■ EXERCISE
Transcribe all of the material below word for word and leave out its pictures.

■ DATA EXTRACT
-=-=-=-=-

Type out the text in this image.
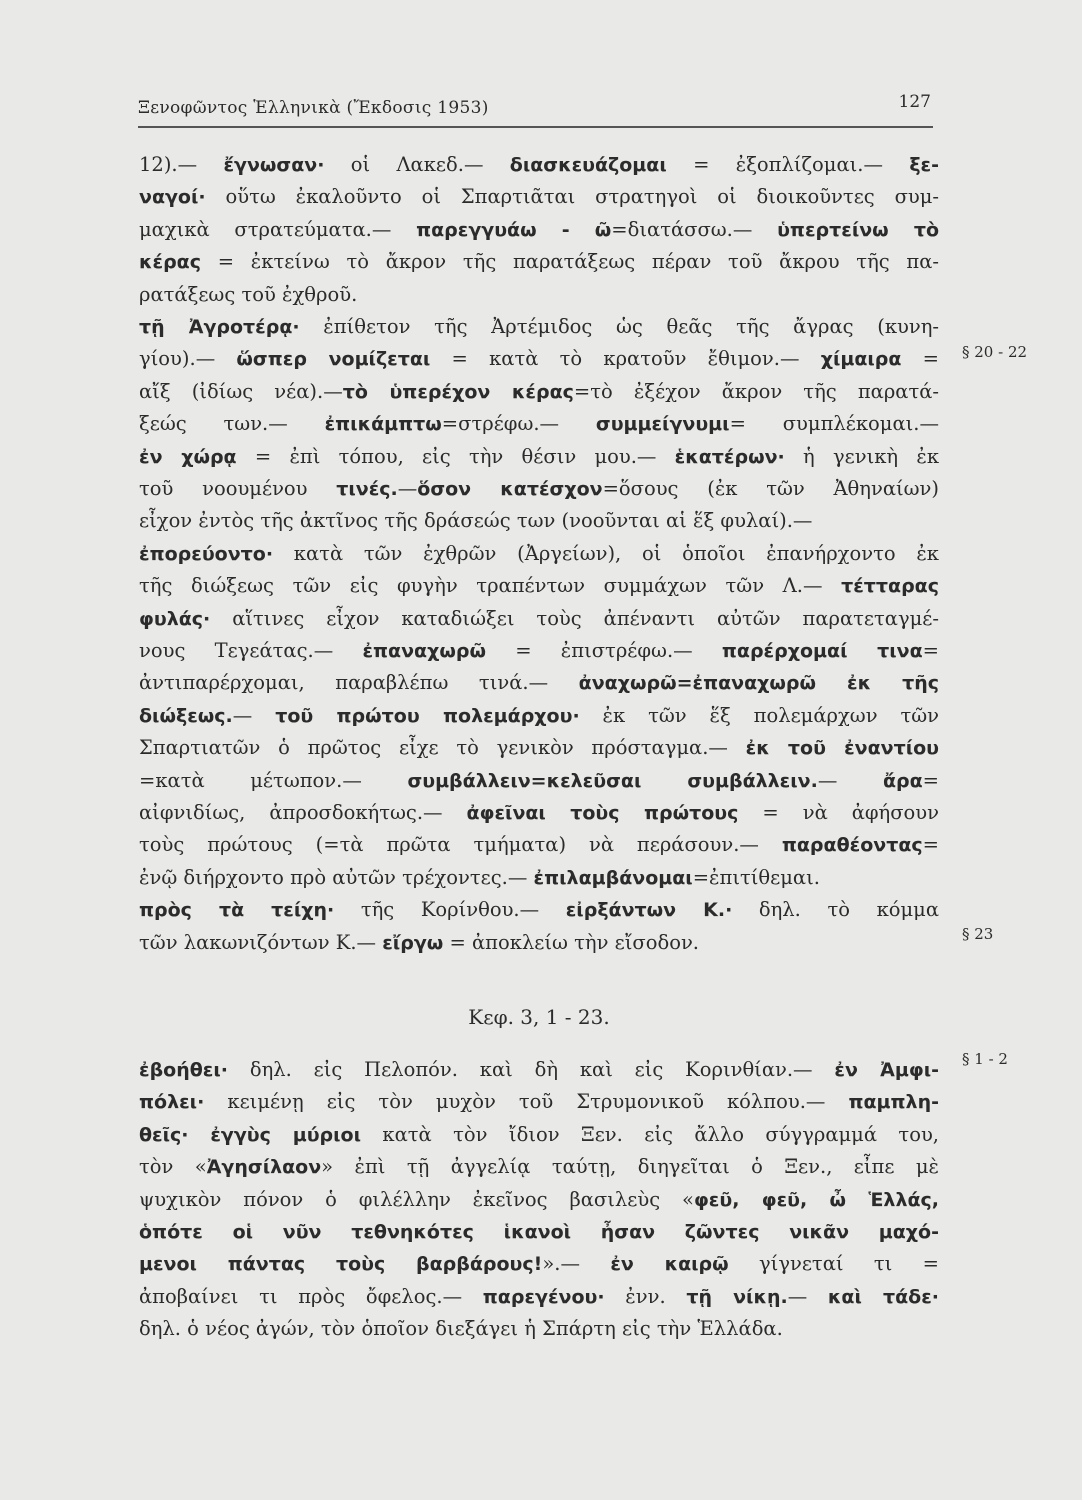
Ξενοφῶντος Ἑλληνικὰ (Ἔκδοσις 1953)	127
Κεφ. 3, 1 - 23.
12).— ἔγνωσαν· οἱ Λακεδ.— διασκευάζομαι = ἐξοπλίζομαι.— ξε-
ναγοί· οὕτω ἐκαλοῦντο οἱ Σπαρτιᾶται στρατηγοὶ οἱ διοικοῦντες συμ-
μαχικὰ στρατεύματα.— παρεγγυάω - ῶ=διατάσσω.— ὑπερτείνω τὸ
κέρας = ἐκτείνω τὸ ἄκρον τῆς παρατάξεως πέραν τοῦ ἄκρου τῆς πα-
ρατάξεως τοῦ ἐχθροῦ.
τῇ Ἀγροτέρᾳ· ἐπίθετον τῆς Ἀρτέμιδος ὡς θεᾶς τῆς ἄγρας (κυνη-
γίου).— ὥσπερ νομίζεται = κατὰ τὸ κρατοῦν ἔθιμον.— χίμαιρα =
αἴξ (ἰδίως νέα).—τὸ ὑπερέχον κέρας=τὸ ἐξέχον ἄκρον τῆς παρατά-
ξεώς των.— ἐπικάμπτω=στρέφω.— συμμείγνυμι= συμπλέκομαι.—
ἐν χώρᾳ = ἐπὶ τόπου, εἰς τὴν θέσιν μου.— ἑκατέρων· ἡ γενικὴ ἐκ
τοῦ νοουμένου τινές.—ὅσον κατέσχον=ὅσους (ἐκ τῶν Ἀθηναίων)
εἶχον ἐντὸς τῆς ἀκτῖνος τῆς δράσεώς των (νοοῦνται αἱ ἕξ φυλαί).—
ἐπορεύοντο· κατὰ τῶν ἐχθρῶν (Ἀργείων), οἱ ὁποῖοι ἐπανήρχοντο ἐκ
τῆς διώξεως τῶν εἰς φυγὴν τραπέντων συμμάχων τῶν Λ.— τέτταρας
φυλάς· αἵτινες εἶχον καταδιώξει τοὺς ἀπέναντι αὐτῶν παρατεταγμέ-
νους Τεγεάτας.— ἐπαναχωρῶ = ἐπιστρέφω.— παρέρχομαί τινα=
ἀντιπαρέρχομαι, παραβλέπω τινά.— ἀναχωρῶ=ἐπαναχωρῶ ἐκ τῆς
διώξεως.— τοῦ πρώτου πολεμάρχου· ἐκ τῶν ἕξ πολεμάρχων τῶν
Σπαρτιατῶν ὁ πρῶτος εἶχε τὸ γενικὸν πρόσταγμα.— ἐκ τοῦ ἐναντίου
=κατὰ μέτωπον.— συμβάλλειν=κελεῦσαι συμβάλλειν.— ἄρα=
αἰφνιδίως, ἀπροσδοκήτως.— ἀφεῖναι τοὺς πρώτους = νὰ ἀφήσουν
τοὺς πρώτους (=τὰ πρῶτα τμήματα) νὰ περάσουν.— παραθέοντας=
ἐνῷ διήρχοντο πρὸ αὐτῶν τρέχοντες.— ἐπιλαμβάνομαι=ἐπιτίθεμαι.
πρὸς τὰ τείχη· τῆς Κορίνθου.— εἰρξάντων Κ.· δηλ. τὸ κόμμα
τῶν λακωνιζόντων Κ.— εἴργω = ἀποκλείω τὴν εἴσοδον.
ἐβοήθει· δηλ. εἰς Πελοπόν. καὶ δὴ καὶ εἰς Κορινθίαν.— ἐν Ἀμφι-
πόλει· κειμένῃ εἰς τὸν μυχὸν τοῦ Στρυμονικοῦ κόλπου.— παμπλη-
θεῖς· ἐγγὺς μύριοι κατὰ τὸν ἴδιον Ξεν. εἰς ἄλλο σύγγραμμά του,
τὸν «Ἀγησίλαον» ἐπὶ τῇ ἀγγελίᾳ ταύτῃ, διηγεῖται ὁ Ξεν., εἶπε μὲ
ψυχικὸν πόνον ὁ φιλέλλην ἐκεῖνος βασιλεὺς «φεῦ, φεῦ, ὦ Ἑλλάς,
ὁπότε οἱ νῦν τεθνηκότες ἱκανοὶ ἦσαν ζῶντες νικᾶν μαχό-
μενοι πάντας τοὺς βαρβάρους!».— ἐν καιρῷ γίγνεταί τι =
ἀποβαίνει τι πρὸς ὄφελος.— παρεγένου· ἐνν. τῇ νίκῃ.— καὶ τάδε·
δηλ. ὁ νέος ἀγών, τὸν ὁποῖον διεξάγει ἡ Σπάρτη εἰς τὴν Ἑλλάδα.
§ 20 - 22
§ 23
§ 1 - 2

-=-=-=-=-

■ OUTPUT FOR THIS TASK
Type out the text in this image.
Ξενοφῶντος Ἑλληνικὰ (Ἔκδοσις 1953)	127
Κεφ. 3, 1 - 23.
12).— ἔγνωσαν· οἱ Λακεδ.— διασκευάζομαι = ἐξοπλίζομαι.— ξε-
ναγοί· οὕτω ἐκαλοῦντο οἱ Σπαρτιᾶται στρατηγοὶ οἱ διοικοῦντες συμ-
μαχικὰ στρατεύματα.— παρεγγυάω - ῶ=διατάσσω.— ὑπερτείνω τὸ
κέρας = ἐκτείνω τὸ ἄκρον τῆς παρατάξεως πέραν τοῦ ἄκρου τῆς πα-
ρατάξεως τοῦ ἐχθροῦ.
τῇ Ἀγροτέρᾳ· ἐπίθετον τῆς Ἀρτέμιδος ὡς θεᾶς τῆς ἄγρας (κυνη-
γίου).— ὥσπερ νομίζεται = κατὰ τὸ κρατοῦν ἔθιμον.— χίμαιρα =
αἴξ (ἰδίως νέα).—τὸ ὑπερέχον κέρας=τὸ ἐξέχον ἄκρον τῆς παρατά-
ξεώς των.— ἐπικάμπτω=στρέφω.— συμμείγνυμι= συμπλέκομαι.—
ἐν χώρᾳ = ἐπὶ τόπου, εἰς τὴν θέσιν μου.— ἑκατέρων· ἡ γενικὴ ἐκ
τοῦ νοουμένου τινές.—ὅσον κατέσχον=ὅσους (ἐκ τῶν Ἀθηναίων)
εἶχον ἐντὸς τῆς ἀκτῖνος τῆς δράσεώς των (νοοῦνται αἱ ἕξ φυλαί).—
ἐπορεύοντο· κατὰ τῶν ἐχθρῶν (Ἀργείων), οἱ ὁποῖοι ἐπανήρχοντο ἐκ
τῆς διώξεως τῶν εἰς φυγὴν τραπέντων συμμάχων τῶν Λ.— τέτταρας
φυλάς· αἵτινες εἶχον καταδιώξει τοὺς ἀπέναντι αὐτῶν παρατεταγμέ-
νους Τεγεάτας.— ἐπαναχωρῶ = ἐπιστρέφω.— παρέρχομαί τινα=
ἀντιπαρέρχομαι, παραβλέπω τινά.— ἀναχωρῶ=ἐπαναχωρῶ ἐκ τῆς
διώξεως.— τοῦ πρώτου πολεμάρχου· ἐκ τῶν ἕξ πολεμάρχων τῶν
Σπαρτιατῶν ὁ πρῶτος εἶχε τὸ γενικὸν πρόσταγμα.— ἐκ τοῦ ἐναντίου
=κατὰ μέτωπον.— συμβάλλειν=κελεῦσαι συμβάλλειν.— ἄρα=
αἰφνιδίως, ἀπροσδοκήτως.— ἀφεῖναι τοὺς πρώτους = νὰ ἀφήσουν
τοὺς πρώτους (=τὰ πρῶτα τμήματα) νὰ περάσουν.— παραθέοντας=
ἐνῷ διήρχοντο πρὸ αὐτῶν τρέχοντες.— ἐπιλαμβάνομαι=ἐπιτίθεμαι.
πρὸς τὰ τείχη· τῆς Κορίνθου.— εἰρξάντων Κ.· δηλ. τὸ κόμμα
τῶν λακωνιζόντων Κ.— εἴργω = ἀποκλείω τὴν εἴσοδον.
ἐβοήθει· δηλ. εἰς Πελοπόν. καὶ δὴ καὶ εἰς Κορινθίαν.— ἐν Ἀμφι-
πόλει· κειμένῃ εἰς τὸν μυχὸν τοῦ Στρυμονικοῦ κόλπου.— παμπλη-
θεῖς· ἐγγὺς μύριοι κατὰ τὸν ἴδιον Ξεν. εἰς ἄλλο σύγγραμμά του,
τὸν «Ἀγησίλαον» ἐπὶ τῇ ἀγγελίᾳ ταύτῃ, διηγεῖται ὁ Ξεν., εἶπε μὲ
ψυχικὸν πόνον ὁ φιλέλλην ἐκεῖνος βασιλεὺς «φεῦ, φεῦ, ὦ Ἑλλάς,
ὁπότε οἱ νῦν τεθνηκότες ἱκανοὶ ἦσαν ζῶντες νικᾶν μαχό-
μενοι πάντας τοὺς βαρβάρους!».— ἐν καιρῷ γίγνεταί τι =
ἀποβαίνει τι πρὸς ὄφελος.— παρεγένου· ἐνν. τῇ νίκῃ.— καὶ τάδε·
δηλ. ὁ νέος ἀγών, τὸν ὁποῖον διεξάγει ἡ Σπάρτη εἰς τὴν Ἑλλάδα.
§ 20 - 22
§ 23
§ 1 - 2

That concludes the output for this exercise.